Aim:
In the records below, tally every line containing "JSON". Report only the total.

Excerpted records:
────────────────────────────────────────

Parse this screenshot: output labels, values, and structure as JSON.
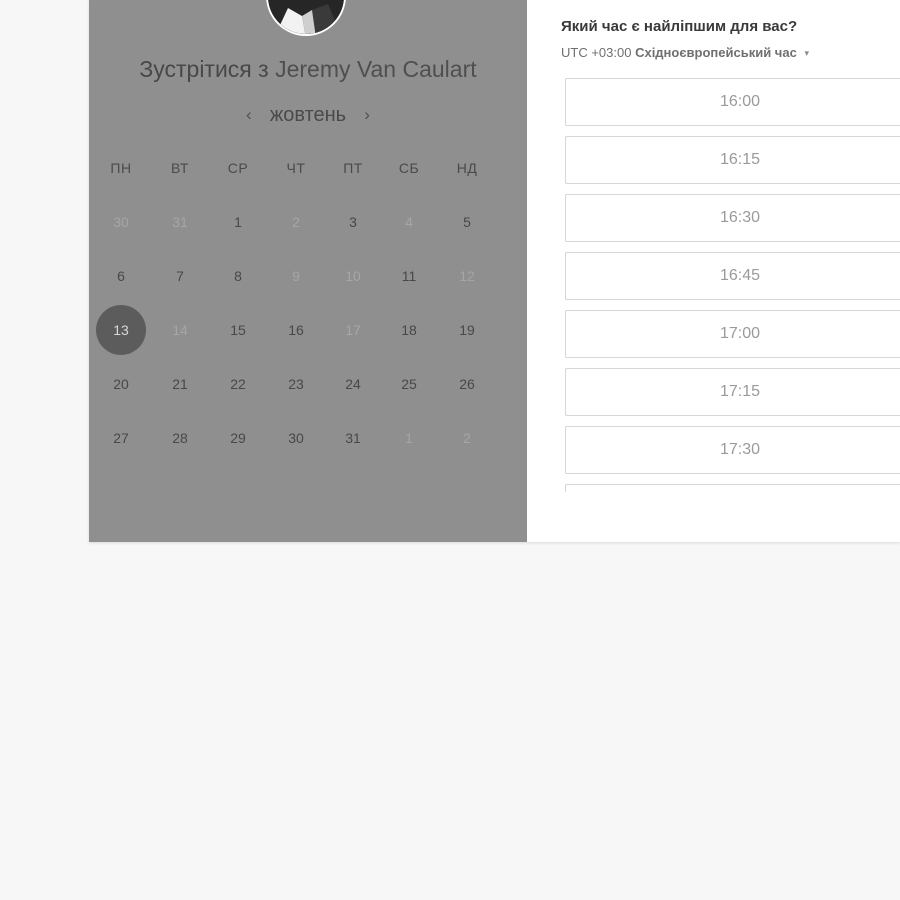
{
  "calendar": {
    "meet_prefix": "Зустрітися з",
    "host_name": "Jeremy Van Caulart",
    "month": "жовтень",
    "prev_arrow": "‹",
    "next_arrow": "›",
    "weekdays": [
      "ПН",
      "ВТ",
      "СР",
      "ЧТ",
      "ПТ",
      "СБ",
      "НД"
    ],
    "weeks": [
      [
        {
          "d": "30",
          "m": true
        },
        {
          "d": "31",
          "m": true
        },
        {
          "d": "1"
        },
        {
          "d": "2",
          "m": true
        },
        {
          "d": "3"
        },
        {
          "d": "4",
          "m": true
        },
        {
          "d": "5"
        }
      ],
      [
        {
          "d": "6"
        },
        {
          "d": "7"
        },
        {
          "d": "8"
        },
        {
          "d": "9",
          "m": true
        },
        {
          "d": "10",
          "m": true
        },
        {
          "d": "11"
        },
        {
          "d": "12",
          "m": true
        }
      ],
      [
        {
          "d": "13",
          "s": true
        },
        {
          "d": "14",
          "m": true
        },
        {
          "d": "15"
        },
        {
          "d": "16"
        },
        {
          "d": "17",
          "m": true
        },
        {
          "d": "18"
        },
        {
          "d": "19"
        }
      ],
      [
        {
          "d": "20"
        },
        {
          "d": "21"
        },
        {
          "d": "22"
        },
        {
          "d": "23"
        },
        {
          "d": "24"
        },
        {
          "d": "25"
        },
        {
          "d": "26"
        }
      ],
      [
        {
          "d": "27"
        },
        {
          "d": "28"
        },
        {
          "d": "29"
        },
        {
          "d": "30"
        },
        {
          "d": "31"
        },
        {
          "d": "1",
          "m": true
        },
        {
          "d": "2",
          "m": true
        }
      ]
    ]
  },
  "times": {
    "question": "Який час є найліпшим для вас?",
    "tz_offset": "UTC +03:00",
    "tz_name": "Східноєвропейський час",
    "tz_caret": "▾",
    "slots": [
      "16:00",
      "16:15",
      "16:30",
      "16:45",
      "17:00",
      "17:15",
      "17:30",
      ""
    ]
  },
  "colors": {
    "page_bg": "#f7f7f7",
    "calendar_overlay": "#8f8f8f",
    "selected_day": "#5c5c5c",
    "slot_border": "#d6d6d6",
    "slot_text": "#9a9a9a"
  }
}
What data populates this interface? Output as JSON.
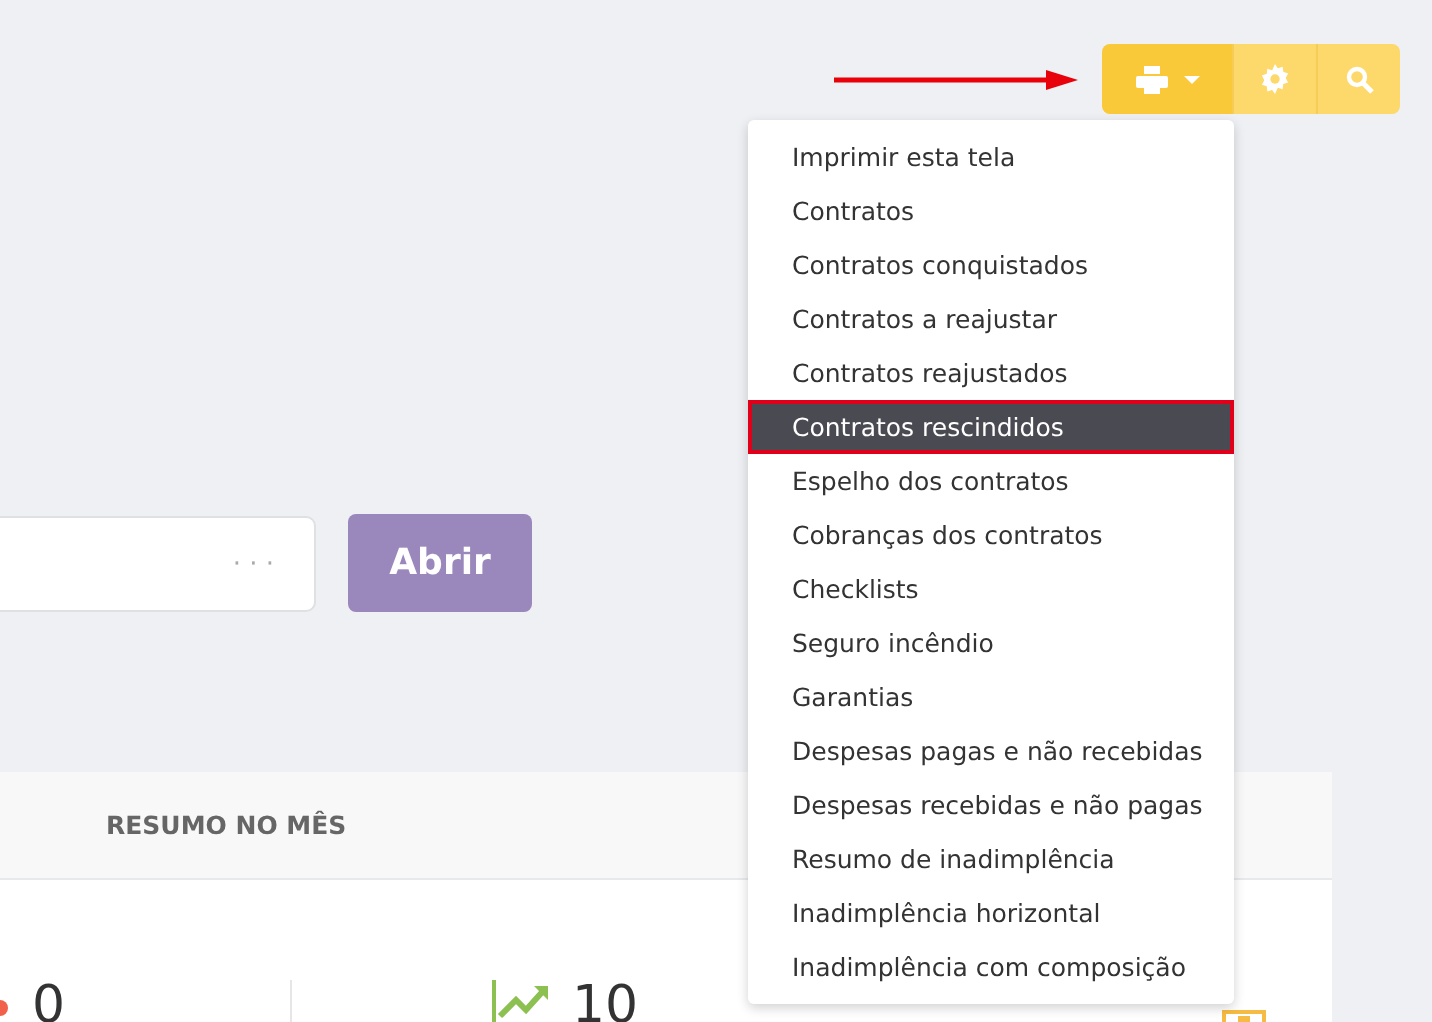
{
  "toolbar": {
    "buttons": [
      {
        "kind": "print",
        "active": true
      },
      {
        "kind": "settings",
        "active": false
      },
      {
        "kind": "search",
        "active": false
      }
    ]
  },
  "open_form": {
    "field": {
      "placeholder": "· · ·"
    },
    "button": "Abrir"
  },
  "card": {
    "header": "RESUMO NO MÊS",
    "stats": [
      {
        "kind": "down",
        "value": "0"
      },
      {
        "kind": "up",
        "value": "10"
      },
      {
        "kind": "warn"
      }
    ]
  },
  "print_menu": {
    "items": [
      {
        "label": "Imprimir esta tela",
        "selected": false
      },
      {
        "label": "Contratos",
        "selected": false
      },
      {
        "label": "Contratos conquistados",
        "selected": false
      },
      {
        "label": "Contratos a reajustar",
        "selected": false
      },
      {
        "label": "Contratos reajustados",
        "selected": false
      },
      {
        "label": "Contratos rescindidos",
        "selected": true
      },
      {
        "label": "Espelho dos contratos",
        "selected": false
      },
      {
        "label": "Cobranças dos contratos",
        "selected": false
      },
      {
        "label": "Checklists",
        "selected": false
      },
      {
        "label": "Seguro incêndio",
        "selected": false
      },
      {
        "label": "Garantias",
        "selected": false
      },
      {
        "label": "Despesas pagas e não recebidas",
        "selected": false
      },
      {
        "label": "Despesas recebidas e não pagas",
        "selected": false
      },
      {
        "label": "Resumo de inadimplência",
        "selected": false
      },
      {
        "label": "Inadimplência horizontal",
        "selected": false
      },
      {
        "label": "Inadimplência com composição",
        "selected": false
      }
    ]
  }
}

────────────────────────────────────────

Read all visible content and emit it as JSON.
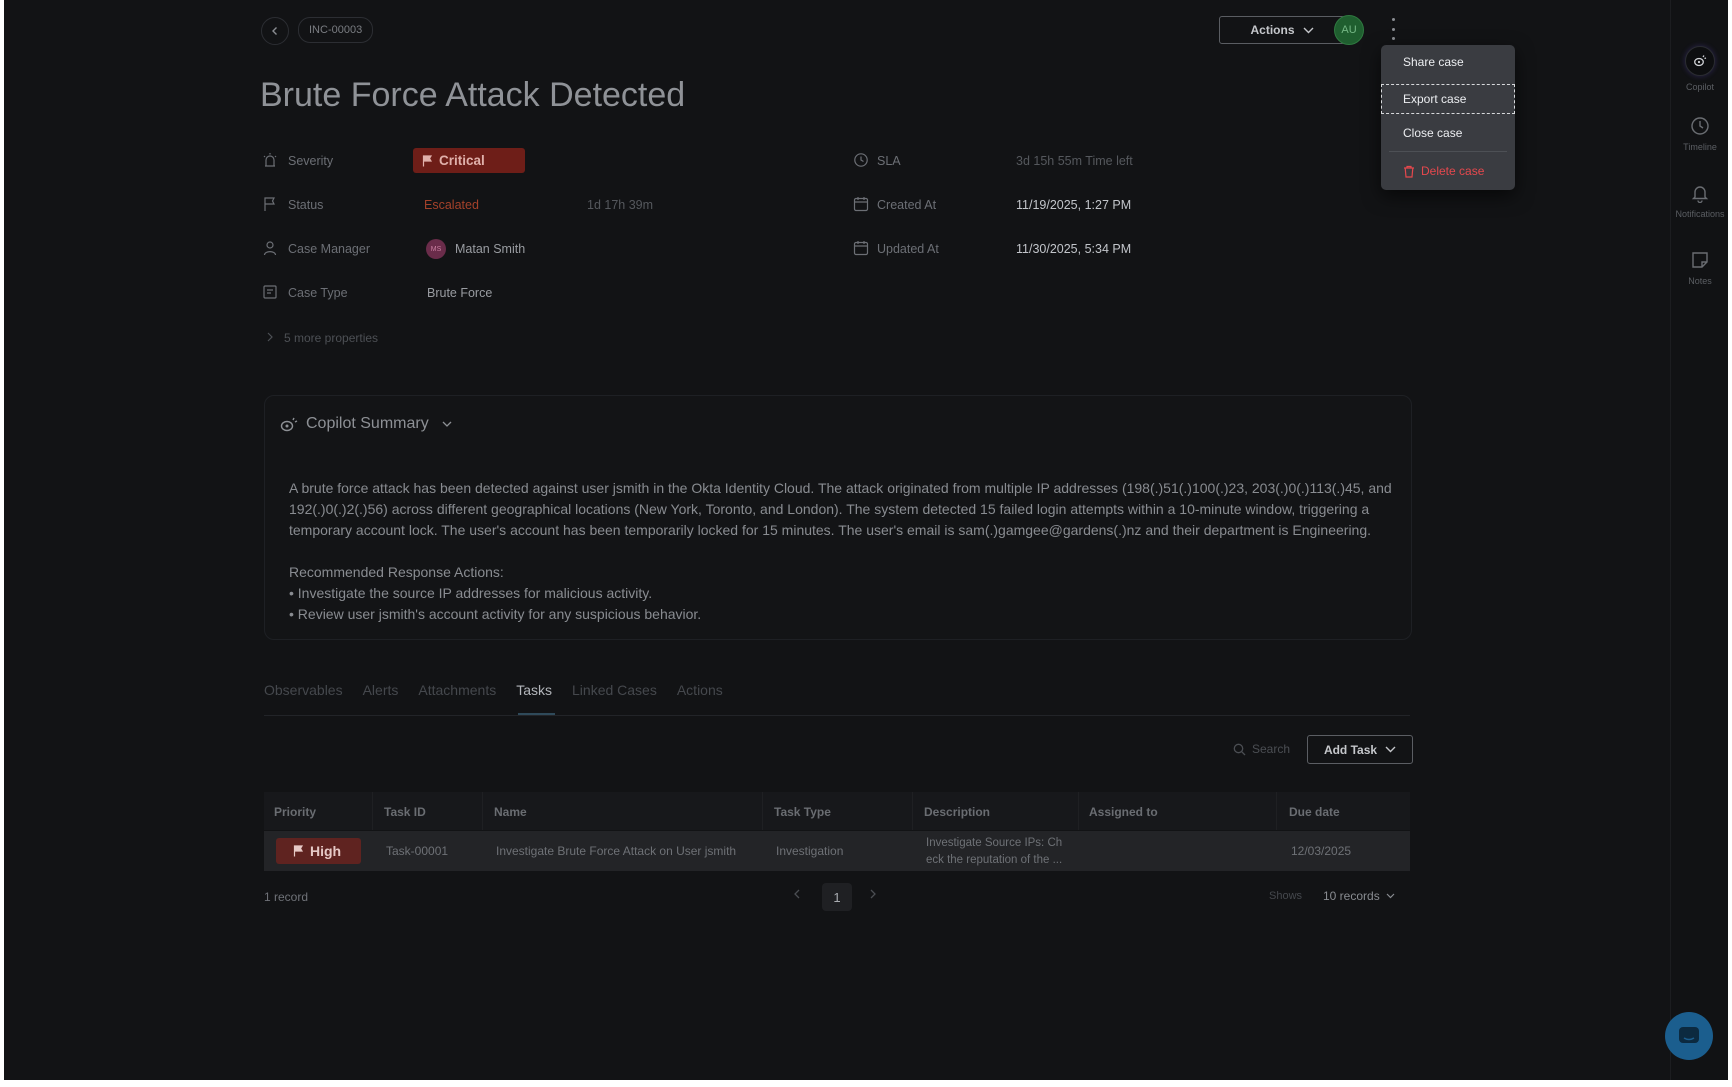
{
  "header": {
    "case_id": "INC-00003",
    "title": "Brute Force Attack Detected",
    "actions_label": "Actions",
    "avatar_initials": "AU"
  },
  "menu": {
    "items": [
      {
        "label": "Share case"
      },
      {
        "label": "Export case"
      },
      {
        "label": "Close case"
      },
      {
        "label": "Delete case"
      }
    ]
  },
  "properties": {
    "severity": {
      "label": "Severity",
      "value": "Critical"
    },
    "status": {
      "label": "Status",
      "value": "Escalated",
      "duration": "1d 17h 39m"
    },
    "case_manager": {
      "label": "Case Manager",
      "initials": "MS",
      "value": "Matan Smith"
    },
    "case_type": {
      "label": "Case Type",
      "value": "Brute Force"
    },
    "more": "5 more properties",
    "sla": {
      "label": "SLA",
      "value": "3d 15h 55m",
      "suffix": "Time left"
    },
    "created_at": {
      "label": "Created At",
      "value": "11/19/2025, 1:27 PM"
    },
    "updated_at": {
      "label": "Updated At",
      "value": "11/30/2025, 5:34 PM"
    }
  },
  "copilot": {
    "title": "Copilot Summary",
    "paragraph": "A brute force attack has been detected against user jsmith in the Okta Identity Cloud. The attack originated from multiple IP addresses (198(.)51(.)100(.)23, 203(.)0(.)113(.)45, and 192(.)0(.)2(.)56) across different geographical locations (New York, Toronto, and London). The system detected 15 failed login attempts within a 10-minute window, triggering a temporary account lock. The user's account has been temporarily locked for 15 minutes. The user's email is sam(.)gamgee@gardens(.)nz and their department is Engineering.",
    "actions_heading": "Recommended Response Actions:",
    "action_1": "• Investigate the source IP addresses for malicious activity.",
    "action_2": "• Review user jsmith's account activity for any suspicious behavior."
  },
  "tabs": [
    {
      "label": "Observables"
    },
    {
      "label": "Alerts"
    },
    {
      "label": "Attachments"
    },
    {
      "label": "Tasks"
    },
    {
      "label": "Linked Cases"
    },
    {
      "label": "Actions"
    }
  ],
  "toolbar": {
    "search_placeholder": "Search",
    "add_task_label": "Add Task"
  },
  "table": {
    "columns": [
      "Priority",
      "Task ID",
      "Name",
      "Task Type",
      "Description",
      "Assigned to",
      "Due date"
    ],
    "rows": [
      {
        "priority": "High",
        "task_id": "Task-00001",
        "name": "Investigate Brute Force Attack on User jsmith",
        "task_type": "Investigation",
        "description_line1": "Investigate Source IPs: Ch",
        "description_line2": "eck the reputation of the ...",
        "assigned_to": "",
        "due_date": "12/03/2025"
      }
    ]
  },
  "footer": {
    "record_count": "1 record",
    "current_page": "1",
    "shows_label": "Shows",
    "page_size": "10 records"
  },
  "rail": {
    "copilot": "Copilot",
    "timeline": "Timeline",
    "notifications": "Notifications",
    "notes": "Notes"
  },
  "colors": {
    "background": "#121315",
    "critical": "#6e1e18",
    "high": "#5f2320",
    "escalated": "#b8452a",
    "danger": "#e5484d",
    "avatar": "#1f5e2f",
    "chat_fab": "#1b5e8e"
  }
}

────────────────────────────────────────

Result of this task:
3